▶ **TRECHO FORNECIDO**
──────────

Essa imagem é um registro, um documento que revela um acontecimento real. Ou seja, tem valor documental. E qual a realidade dessa foto? Segundo Nichols existem três. Por exemplo, se a pessoa que fez esse registro escreve na legenda da foto: “policial é agredido por baderneiro”. A realidade seria uma. E se a legenda for “manifestante reage a truculência da polícia”. Ai teríamos outra realidade. Nesse momento o realizador, ou o cineasta tem o poder de dizer qual a realidade daquele documento.
Mas Nichols fala de no mínimo 3 realidades. Continuemos com a mesma imagem. Essa foto, dada a informação que dei anteriormente, é contextualizada como parte das manifestações de Julho de 2013. Mas digamos que de início eu tivesse dito que fora uma foto tirada durante uma partida de futebol? Qual seria a realidade da foto? Certamente outra completamente diferente. Dessa forma Nichols nos mostra que o filme, o contexto histórico, a obra, nos direciona para uma realidade específica. Mas digamos que não houvesse contextualização alguma. Qual seria a realidade da foto?
Faça um exercício simples. Como você imagina que um policial entende essa foto? Como um manifestante internaliza e contextualiza a mesma imagem? E se quem estivesse vendo fosse um defensor da ditadura? Isso é o que Nichols quer nos mostrar quanto ele diz que “públicos diferentes veem coisas diferentes; apresentar ou promover um filme de uma determinada maneira pode preparar os espectadores a vê-lo de uma forma e não de outra”. Ou seja, um documentário não nos oferece a realidade de um acontecimento, e sim uma ou mais realidades de várias possíveis. Toda essa contextualiza serve para entender como funciona o revisionismo histórico do filme “1964: O Brasil Entre Armas e Livros” disponibilizado de forma gratuita no YouTube.

──────────

(Listagens de itens de layout com caixas)

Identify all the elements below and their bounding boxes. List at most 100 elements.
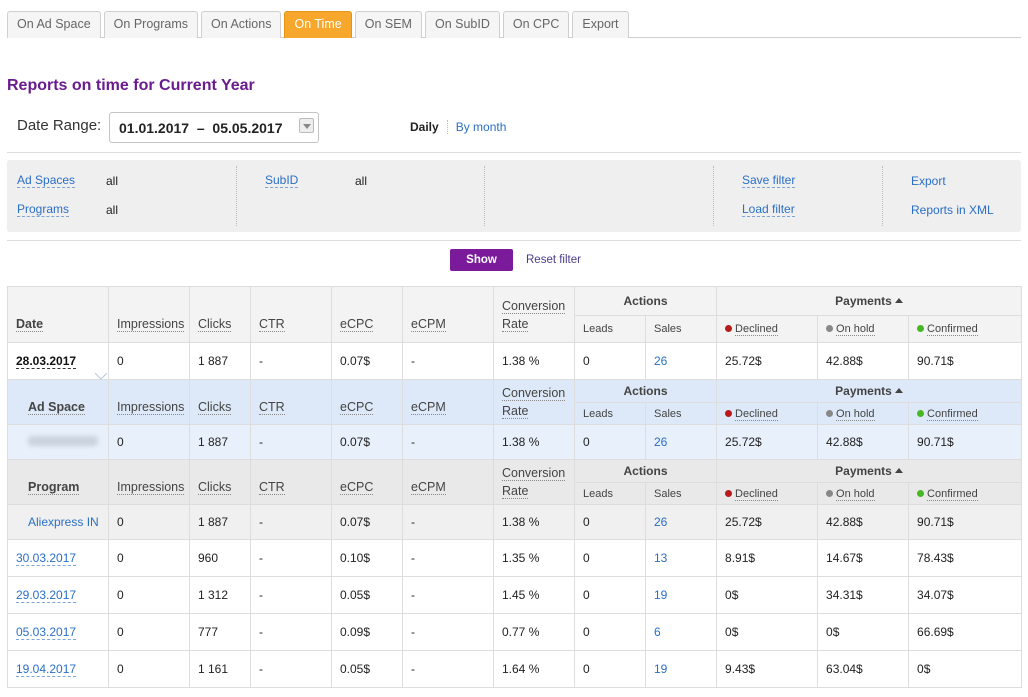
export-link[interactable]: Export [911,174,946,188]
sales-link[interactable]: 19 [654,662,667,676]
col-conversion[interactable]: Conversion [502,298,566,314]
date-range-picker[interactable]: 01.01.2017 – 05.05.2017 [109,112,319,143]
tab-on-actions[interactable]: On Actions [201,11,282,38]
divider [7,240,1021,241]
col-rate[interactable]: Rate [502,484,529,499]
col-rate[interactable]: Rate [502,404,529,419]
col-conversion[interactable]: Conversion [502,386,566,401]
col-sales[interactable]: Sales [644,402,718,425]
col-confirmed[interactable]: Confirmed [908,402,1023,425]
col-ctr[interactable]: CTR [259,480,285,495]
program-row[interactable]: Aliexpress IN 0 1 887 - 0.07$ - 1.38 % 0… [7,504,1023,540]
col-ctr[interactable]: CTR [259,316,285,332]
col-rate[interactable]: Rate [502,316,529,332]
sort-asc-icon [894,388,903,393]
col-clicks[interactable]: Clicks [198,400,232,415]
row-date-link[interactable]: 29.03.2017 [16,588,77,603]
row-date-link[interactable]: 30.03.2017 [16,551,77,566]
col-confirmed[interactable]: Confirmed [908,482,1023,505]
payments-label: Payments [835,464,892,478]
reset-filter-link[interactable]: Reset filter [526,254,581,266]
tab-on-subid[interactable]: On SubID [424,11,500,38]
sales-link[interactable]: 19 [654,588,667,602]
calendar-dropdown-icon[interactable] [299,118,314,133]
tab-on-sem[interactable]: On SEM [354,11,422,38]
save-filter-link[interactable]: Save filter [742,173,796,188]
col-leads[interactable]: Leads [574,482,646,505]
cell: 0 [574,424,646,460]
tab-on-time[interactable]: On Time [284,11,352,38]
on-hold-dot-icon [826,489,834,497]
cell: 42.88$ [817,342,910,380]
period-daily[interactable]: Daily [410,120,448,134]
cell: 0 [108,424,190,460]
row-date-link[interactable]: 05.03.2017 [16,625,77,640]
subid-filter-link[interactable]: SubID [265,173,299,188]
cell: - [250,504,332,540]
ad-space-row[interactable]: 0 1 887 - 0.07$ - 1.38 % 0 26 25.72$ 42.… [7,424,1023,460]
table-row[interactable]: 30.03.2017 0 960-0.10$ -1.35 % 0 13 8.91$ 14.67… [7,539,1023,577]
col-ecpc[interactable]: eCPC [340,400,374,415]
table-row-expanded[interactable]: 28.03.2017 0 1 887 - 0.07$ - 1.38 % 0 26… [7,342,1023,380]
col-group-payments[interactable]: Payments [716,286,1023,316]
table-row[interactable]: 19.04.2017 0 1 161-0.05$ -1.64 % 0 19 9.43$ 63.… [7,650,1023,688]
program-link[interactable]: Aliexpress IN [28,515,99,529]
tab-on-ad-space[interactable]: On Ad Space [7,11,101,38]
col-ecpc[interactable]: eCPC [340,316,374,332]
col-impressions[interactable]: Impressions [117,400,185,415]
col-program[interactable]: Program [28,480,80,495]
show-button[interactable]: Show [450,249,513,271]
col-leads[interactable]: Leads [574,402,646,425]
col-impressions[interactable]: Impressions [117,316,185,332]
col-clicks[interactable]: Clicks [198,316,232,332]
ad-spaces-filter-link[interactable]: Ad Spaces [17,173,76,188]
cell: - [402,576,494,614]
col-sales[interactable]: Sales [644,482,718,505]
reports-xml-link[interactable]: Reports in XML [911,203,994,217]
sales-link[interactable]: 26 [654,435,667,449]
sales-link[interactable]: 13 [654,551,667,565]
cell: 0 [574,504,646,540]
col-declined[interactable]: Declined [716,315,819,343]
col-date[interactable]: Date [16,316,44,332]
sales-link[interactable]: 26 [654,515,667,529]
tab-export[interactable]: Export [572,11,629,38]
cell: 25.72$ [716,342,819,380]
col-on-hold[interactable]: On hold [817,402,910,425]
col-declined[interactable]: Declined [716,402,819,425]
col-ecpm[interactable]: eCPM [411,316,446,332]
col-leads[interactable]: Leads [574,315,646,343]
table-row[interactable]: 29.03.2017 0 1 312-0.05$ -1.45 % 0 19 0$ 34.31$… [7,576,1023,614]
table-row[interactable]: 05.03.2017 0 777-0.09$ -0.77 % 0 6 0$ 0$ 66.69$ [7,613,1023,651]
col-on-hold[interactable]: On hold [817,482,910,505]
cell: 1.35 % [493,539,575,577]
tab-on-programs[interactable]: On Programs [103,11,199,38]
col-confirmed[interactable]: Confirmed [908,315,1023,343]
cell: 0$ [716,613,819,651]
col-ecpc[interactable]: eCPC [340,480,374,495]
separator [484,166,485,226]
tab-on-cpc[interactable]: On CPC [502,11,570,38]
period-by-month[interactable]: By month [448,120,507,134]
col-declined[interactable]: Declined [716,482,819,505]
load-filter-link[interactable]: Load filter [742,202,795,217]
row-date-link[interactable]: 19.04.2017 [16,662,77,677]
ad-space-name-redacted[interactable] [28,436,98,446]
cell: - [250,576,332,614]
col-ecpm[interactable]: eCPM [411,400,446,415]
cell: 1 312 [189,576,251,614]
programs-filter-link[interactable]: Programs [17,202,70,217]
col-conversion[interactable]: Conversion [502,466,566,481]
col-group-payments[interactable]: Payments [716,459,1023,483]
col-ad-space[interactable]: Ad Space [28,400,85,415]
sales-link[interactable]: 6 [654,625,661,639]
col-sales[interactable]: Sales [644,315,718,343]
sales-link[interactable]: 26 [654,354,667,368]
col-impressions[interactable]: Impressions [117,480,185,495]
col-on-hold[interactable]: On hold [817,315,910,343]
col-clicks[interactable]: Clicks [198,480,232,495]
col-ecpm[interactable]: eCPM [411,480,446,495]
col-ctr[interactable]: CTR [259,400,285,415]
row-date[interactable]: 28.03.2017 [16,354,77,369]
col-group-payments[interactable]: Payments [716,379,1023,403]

──────────

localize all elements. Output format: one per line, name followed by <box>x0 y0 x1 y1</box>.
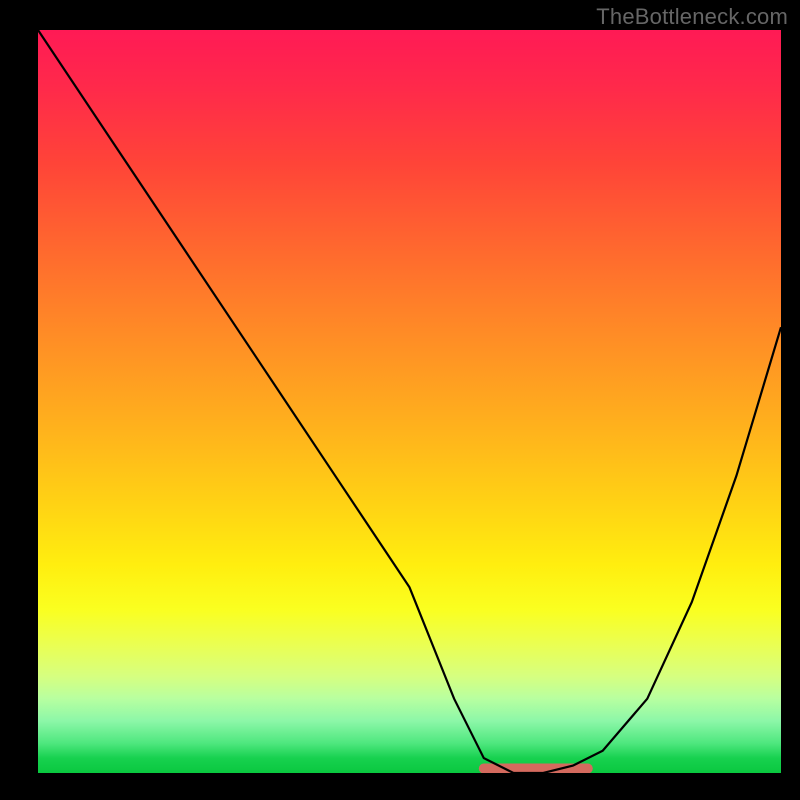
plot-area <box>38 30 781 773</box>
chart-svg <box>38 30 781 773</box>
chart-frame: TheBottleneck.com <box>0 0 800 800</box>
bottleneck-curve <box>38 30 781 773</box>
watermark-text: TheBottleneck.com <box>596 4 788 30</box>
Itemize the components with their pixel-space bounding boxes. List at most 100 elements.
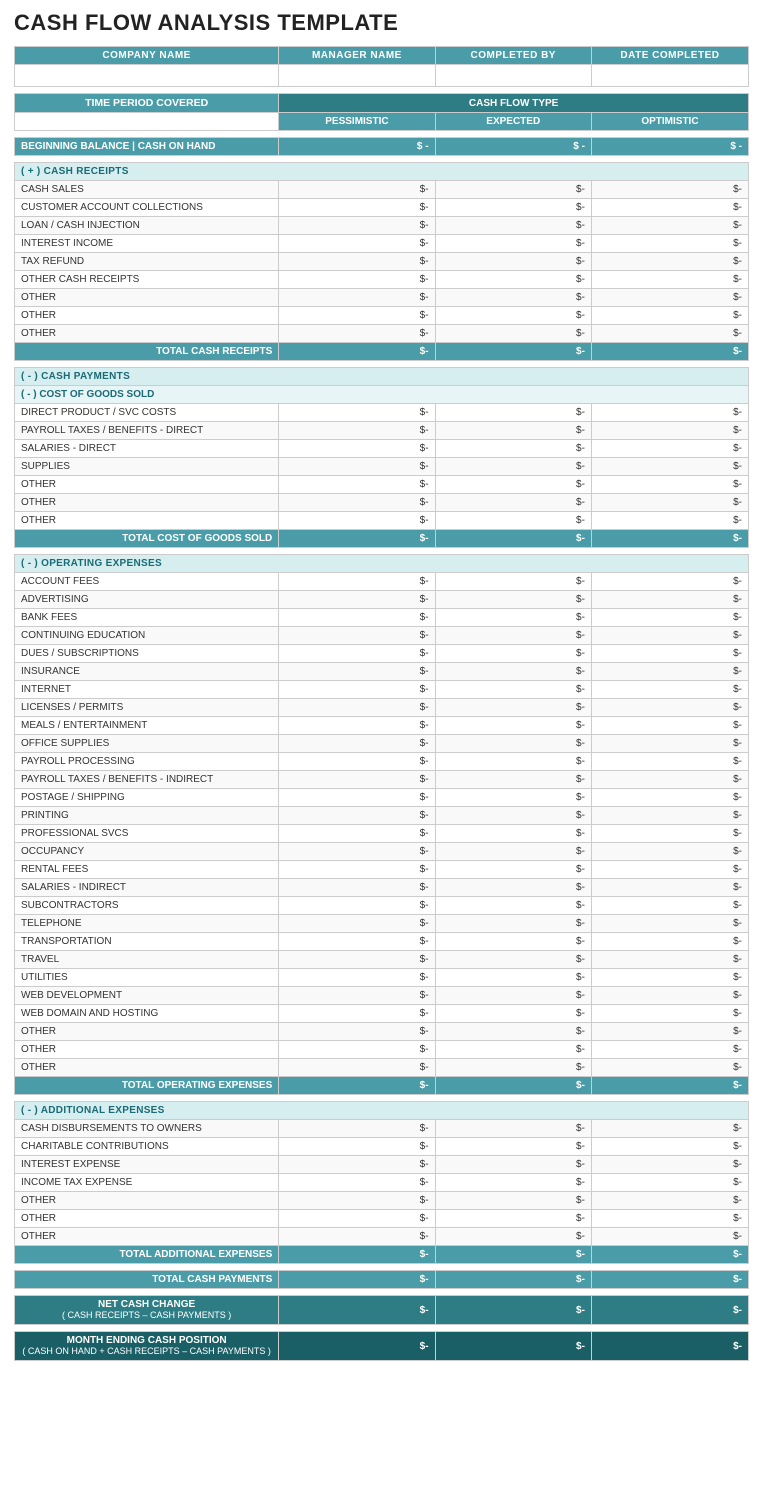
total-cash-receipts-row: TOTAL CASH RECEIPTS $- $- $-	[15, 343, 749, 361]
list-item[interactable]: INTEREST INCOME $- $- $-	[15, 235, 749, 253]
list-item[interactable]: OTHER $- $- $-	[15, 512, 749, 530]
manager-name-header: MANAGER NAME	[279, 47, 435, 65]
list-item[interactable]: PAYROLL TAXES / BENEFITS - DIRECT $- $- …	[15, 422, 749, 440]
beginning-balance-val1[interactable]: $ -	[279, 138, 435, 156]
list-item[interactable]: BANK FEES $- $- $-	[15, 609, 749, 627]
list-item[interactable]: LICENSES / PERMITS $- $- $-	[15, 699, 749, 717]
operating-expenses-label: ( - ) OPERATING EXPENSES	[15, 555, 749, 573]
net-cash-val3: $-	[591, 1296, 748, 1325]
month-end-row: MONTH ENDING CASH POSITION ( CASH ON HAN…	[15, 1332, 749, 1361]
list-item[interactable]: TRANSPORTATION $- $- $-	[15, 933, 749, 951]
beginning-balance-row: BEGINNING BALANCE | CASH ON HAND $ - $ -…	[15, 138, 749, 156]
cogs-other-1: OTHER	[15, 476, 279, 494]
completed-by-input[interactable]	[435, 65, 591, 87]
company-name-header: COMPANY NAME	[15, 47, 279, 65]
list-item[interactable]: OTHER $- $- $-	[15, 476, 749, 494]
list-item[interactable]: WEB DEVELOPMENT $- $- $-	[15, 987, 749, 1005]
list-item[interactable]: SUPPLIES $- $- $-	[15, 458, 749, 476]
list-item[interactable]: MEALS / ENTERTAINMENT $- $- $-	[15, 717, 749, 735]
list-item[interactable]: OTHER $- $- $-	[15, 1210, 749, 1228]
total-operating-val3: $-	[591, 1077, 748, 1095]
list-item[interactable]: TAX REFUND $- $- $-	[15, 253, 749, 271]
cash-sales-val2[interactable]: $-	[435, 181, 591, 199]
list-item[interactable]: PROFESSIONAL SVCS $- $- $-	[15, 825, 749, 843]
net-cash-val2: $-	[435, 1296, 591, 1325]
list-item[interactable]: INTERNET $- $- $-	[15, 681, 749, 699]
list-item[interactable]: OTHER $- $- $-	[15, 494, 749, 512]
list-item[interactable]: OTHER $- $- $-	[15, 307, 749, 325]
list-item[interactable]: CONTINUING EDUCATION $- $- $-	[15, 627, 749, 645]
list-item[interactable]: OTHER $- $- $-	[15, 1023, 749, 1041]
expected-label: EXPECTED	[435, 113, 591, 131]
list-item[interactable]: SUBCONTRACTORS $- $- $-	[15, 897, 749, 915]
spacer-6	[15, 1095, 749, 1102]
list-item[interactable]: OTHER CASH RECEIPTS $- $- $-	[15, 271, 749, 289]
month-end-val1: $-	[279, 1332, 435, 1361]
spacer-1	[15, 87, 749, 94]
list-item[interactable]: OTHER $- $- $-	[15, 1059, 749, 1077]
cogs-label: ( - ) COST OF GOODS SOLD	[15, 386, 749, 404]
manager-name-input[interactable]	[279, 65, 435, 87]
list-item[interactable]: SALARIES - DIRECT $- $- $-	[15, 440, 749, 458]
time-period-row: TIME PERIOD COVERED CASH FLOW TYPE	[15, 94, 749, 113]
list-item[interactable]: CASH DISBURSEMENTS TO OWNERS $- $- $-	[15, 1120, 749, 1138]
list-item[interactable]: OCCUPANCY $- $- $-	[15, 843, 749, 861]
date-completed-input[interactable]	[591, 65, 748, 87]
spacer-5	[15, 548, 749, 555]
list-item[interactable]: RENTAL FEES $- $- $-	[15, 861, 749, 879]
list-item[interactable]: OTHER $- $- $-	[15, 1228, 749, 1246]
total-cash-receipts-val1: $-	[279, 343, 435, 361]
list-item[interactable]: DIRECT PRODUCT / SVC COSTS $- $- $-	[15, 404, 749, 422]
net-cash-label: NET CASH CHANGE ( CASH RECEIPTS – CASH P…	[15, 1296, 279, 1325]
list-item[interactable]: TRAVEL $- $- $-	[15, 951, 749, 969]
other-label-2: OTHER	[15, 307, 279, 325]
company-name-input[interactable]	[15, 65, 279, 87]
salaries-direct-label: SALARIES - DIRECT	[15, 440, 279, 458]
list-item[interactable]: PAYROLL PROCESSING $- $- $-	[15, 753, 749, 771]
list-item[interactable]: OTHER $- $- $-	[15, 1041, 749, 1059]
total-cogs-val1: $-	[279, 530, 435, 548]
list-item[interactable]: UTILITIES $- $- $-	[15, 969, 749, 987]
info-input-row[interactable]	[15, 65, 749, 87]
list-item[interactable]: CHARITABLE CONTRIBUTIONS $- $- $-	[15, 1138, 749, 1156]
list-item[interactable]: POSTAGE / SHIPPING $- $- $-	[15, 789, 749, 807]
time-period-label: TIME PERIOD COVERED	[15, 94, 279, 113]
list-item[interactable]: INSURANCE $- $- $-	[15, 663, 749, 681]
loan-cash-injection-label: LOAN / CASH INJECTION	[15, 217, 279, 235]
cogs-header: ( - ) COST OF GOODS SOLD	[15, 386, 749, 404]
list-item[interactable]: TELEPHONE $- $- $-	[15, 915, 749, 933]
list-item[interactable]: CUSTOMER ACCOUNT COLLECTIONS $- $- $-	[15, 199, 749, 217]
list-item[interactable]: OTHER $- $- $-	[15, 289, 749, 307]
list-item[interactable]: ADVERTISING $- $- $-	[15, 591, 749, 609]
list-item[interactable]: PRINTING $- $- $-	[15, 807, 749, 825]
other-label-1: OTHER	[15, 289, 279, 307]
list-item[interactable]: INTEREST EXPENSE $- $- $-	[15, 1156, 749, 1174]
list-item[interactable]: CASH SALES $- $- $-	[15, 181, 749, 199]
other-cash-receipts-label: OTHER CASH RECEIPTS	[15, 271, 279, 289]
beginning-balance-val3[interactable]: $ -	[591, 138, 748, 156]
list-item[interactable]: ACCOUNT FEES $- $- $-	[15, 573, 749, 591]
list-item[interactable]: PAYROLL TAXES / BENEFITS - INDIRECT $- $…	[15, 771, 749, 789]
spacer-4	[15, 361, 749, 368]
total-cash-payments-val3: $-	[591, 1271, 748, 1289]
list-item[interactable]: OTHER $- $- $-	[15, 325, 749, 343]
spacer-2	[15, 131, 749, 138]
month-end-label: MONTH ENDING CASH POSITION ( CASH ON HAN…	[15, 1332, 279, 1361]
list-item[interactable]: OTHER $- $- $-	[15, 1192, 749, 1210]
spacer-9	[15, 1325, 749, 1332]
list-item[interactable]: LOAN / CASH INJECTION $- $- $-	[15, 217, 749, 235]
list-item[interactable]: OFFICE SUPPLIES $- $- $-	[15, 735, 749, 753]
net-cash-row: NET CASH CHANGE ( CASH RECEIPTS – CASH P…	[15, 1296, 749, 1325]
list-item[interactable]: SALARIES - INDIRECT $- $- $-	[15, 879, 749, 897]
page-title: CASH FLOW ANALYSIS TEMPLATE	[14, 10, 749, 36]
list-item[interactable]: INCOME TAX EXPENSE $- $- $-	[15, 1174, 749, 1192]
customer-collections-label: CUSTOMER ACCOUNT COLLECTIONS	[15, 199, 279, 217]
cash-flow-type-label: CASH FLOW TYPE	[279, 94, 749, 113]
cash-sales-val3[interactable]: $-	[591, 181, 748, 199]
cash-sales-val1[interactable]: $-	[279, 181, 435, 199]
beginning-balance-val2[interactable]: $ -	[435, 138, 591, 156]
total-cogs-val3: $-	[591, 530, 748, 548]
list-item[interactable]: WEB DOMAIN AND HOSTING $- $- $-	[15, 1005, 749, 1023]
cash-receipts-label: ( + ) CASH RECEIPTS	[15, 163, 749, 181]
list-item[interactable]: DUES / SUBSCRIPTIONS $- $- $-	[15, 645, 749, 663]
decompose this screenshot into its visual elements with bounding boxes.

──────────

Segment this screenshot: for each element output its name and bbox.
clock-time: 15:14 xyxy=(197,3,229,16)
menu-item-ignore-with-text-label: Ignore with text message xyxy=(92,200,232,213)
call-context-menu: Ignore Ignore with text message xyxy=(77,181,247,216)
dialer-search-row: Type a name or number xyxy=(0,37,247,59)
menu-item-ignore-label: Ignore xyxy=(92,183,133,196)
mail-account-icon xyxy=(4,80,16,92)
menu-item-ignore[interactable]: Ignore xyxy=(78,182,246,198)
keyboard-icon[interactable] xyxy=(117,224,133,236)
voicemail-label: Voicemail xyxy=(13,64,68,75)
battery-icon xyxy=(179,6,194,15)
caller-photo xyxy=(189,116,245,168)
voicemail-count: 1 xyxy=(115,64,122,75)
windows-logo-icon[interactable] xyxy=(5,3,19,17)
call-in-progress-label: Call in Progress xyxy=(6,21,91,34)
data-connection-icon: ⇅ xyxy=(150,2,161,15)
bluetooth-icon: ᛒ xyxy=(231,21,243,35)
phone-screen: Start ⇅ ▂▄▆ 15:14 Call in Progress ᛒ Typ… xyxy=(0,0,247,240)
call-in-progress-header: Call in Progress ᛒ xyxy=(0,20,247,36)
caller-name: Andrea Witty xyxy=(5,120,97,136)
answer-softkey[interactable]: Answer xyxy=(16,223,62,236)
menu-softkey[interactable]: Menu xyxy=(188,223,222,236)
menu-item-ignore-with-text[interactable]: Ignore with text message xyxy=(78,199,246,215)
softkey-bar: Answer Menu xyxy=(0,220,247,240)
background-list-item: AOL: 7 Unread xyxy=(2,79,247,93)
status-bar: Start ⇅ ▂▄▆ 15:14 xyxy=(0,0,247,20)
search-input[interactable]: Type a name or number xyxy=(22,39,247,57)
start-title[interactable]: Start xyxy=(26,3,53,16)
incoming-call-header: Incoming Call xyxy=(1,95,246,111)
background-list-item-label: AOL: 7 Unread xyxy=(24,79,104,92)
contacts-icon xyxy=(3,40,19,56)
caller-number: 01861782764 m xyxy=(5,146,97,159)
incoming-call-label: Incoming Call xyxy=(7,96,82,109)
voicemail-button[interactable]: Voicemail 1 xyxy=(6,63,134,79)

──────────

▶ **TAREFAS PROPOSTAS**
1. Nos registros, reescreva as linhas da que contém "Segment this screenshot: for" até a que contém "voicemail-button[interactable]: Voicemail 1", ambas incluídas. Troque "Type a name or number" por "Digite um nome ou número" e deixe todo o resto inalterado.
2. Prossiga com o trecho sobre as realidades de um documentário segundo Nichols a partir do ponto em que ele termina.

▶ **RESULTADOS DAS TAREFAS**
1.
Segment this screenshot: for each element output its name and bbox.
clock-time: 15:14 xyxy=(197,3,229,16)
menu-item-ignore-with-text-label: Ignore with text message xyxy=(92,200,232,213)
call-context-menu: Ignore Ignore with text message xyxy=(77,181,247,216)
dialer-search-row: Digite um nome ou número xyxy=(0,37,247,59)
menu-item-ignore-label: Ignore xyxy=(92,183,133,196)
mail-account-icon xyxy=(4,80,16,92)
menu-item-ignore[interactable]: Ignore xyxy=(78,182,246,198)
keyboard-icon[interactable] xyxy=(117,224,133,236)
voicemail-label: Voicemail xyxy=(13,64,68,75)
battery-icon xyxy=(179,6,194,15)
caller-photo xyxy=(189,116,245,168)
voicemail-count: 1 xyxy=(115,64,122,75)
windows-logo-icon[interactable] xyxy=(5,3,19,17)
call-in-progress-label: Call in Progress xyxy=(6,21,91,34)
data-connection-icon: ⇅ xyxy=(150,2,161,15)
bluetooth-icon: ᛒ xyxy=(231,21,243,35)
phone-screen: Start ⇅ ▂▄▆ 15:14 Call in Progress ᛒ Typ… xyxy=(0,0,247,240)
call-in-progress-header: Call in Progress ᛒ xyxy=(0,20,247,36)
caller-name: Andrea Witty xyxy=(5,120,97,136)
answer-softkey[interactable]: Answer xyxy=(16,223,62,236)
menu-softkey[interactable]: Menu xyxy=(188,223,222,236)
menu-item-ignore-with-text[interactable]: Ignore with text message xyxy=(78,199,246,215)
softkey-bar: Answer Menu xyxy=(0,220,247,240)
background-list-item: AOL: 7 Unread xyxy=(2,79,247,93)
status-bar: Start ⇅ ▂▄▆ 15:14 xyxy=(0,0,247,20)
search-input[interactable]: Digite um nome ou número xyxy=(22,39,247,57)
start-title[interactable]: Start xyxy=(26,3,53,16)
incoming-call-header: Incoming Call xyxy=(1,95,246,111)
background-list-item-label: AOL: 7 Unread xyxy=(24,79,104,92)
contacts-icon xyxy=(3,40,19,56)
caller-number: 01861782764 m xyxy=(5,146,97,159)
incoming-call-label: Incoming Call xyxy=(7,96,82,109)
voicemail-button[interactable]: Voicemail 1 xyxy=(6,63,134,79)

2.
Objeto de muita contradição, o documentário produzido pela produtora independente Brasil Paralelo tem como objetivo revisar a história da ditadura militar instaurada no Brasil entre 1964 e 1985, tendo como público alvo, pessoas que de alguma forma questionam a história e apoiam o regime militar. Essa informação corrobora com a linguagem utilizada no filme. Basta ver qualquer vídeo desses compartilhados em grupos de whatsapp falando sobre os males do comunismo, do marxismos e tudo que esses grupos de ultra-direitistas vêm como inimigos, o será observado as semelhanças na estética proposta.
A pobreza estilística está presente na trilha sonora compulsiva e invasiva que funciona como ferramenta de manipulação de sentimentos variando de uma música densa e sombria quando a obra retrata os planos de dominação mundial dos comunistas, para uma marcha eufórica e heroica ao expor a valentia dos militares que nos salvaram das mãos dos comunistas, como se fosse aquela cena de “Os Vingadores” quando Joss Whedon filma todos os heróis lutando bravamente contra uma invasão alienígena.
Esse é o direcionamento que os diretores Filipe Valerim e Lucas Ferrugem querem nos mostrar, ou seja, é a realidade que eles acreditam e querem que acreditemos. O documentário é estruturado em 3 partes sendo a primeira uma contextualização histórica mundial que mostra que havia um plano de dominação mundial por parte dos soviéticos. As duas seguinte corresponde a justificar a ação do golpe e a terceira visa relativizar a crueldade desse regime. Para validar essas posições, a obra se vale de algumas entrevistas com historiadores e pesquisadores tanto brasileiros como estrangeiros colocando-os como referências no assunto.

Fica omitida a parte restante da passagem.